== Extracted entries
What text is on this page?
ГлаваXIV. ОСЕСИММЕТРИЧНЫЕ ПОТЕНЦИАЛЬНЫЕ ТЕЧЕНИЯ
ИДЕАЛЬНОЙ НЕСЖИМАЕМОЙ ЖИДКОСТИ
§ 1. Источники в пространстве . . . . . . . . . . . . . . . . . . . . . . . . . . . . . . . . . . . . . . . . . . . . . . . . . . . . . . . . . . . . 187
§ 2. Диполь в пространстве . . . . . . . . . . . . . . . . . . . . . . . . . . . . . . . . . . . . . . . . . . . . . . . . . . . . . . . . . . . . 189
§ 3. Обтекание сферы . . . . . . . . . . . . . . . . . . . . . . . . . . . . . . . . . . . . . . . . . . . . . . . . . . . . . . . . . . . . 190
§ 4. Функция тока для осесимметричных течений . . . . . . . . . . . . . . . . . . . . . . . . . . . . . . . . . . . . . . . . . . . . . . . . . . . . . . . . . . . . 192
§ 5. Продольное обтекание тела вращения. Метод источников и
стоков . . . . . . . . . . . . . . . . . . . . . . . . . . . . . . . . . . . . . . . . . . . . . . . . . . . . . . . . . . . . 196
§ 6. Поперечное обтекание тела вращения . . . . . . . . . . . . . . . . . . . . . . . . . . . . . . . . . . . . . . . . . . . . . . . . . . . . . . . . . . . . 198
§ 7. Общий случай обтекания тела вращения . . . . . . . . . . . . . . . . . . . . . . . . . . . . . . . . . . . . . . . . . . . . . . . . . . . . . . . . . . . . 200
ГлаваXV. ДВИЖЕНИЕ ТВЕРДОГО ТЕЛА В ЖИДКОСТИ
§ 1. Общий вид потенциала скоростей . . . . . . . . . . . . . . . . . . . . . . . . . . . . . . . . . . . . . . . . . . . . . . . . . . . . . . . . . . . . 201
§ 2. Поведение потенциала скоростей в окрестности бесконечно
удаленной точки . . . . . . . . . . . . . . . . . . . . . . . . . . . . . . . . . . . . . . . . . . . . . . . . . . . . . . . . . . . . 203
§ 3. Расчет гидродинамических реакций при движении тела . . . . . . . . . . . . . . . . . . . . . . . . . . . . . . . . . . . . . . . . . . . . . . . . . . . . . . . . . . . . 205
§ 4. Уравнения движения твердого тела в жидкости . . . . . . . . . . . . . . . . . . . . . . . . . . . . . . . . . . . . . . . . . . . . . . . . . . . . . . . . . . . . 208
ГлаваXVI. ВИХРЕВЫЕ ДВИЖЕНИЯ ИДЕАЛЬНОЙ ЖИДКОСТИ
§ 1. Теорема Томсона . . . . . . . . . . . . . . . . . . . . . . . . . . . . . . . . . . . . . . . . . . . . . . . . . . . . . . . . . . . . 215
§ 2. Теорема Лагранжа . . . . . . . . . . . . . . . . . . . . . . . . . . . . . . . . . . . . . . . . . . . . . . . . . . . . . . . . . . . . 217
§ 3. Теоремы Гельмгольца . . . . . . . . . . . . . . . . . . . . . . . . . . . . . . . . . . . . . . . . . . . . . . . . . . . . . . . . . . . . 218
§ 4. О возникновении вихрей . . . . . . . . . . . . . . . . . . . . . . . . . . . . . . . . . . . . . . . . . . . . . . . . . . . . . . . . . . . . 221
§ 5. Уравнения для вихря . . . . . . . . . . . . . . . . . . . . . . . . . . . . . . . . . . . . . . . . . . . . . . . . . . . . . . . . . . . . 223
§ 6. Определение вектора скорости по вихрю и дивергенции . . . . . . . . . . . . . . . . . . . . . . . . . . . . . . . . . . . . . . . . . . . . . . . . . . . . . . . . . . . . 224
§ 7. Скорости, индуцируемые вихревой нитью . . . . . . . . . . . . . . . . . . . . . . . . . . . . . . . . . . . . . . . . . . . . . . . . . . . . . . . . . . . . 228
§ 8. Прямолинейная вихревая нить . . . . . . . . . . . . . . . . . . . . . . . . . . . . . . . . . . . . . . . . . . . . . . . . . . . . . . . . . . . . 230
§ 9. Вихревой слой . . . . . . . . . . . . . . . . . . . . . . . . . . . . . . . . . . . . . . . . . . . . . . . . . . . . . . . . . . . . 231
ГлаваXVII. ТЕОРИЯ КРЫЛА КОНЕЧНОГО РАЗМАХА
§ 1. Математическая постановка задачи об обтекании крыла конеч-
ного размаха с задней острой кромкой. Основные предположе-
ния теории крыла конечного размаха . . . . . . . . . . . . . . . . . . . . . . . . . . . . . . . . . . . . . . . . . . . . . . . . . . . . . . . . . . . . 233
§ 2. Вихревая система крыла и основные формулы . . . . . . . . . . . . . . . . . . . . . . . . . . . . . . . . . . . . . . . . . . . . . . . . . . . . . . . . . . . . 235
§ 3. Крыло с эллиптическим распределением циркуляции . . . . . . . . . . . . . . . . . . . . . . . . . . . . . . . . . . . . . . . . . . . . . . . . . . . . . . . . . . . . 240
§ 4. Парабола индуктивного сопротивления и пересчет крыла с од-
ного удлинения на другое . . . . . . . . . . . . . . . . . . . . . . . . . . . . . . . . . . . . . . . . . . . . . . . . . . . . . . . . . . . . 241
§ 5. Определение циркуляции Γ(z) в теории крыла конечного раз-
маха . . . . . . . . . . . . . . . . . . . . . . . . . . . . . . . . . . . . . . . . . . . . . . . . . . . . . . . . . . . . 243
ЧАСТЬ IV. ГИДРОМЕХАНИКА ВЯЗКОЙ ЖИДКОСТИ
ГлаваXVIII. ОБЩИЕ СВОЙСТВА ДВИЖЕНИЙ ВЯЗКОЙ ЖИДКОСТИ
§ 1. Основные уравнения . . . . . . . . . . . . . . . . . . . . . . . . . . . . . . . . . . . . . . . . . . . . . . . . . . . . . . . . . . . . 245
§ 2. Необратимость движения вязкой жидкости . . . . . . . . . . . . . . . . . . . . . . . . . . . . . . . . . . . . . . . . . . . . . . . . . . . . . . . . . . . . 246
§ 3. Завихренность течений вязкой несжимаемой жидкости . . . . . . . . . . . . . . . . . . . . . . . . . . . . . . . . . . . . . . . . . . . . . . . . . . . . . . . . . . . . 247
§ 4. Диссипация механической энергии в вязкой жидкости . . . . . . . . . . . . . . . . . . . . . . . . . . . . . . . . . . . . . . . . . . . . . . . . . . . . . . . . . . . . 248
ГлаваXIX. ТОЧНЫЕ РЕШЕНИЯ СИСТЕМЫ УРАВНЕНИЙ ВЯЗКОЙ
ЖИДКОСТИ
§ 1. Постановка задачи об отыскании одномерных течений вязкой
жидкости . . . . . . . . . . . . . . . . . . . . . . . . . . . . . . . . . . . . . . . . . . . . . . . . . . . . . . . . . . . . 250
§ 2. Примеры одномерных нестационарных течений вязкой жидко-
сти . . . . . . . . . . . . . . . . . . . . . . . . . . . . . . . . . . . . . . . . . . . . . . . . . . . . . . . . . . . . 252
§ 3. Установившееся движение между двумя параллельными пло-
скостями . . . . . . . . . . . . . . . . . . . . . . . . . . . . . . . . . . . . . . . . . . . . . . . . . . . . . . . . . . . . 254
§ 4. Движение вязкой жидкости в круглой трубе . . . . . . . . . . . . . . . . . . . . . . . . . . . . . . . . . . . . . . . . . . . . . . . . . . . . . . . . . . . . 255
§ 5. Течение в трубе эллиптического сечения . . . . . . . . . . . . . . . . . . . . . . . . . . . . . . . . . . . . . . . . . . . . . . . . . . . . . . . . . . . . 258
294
====
→ Stated exercise:
List each line in the listing that contains the string "трубе".

→ Answer:
§ 4. Движение вязкой жидкости в круглой трубе . . . . . . . . . . . . . . . . . . . . . . . . . . . . . . . . . . . . . . . . . . . . . . . . . . . . . . . . . . . . 255
§ 5. Течение в трубе эллиптического сечения . . . . . . . . . . . . . . . . . . . . . . . . . . . . . . . . . . . . . . . . . . . . . . . . . . . . . . . . . . . . 258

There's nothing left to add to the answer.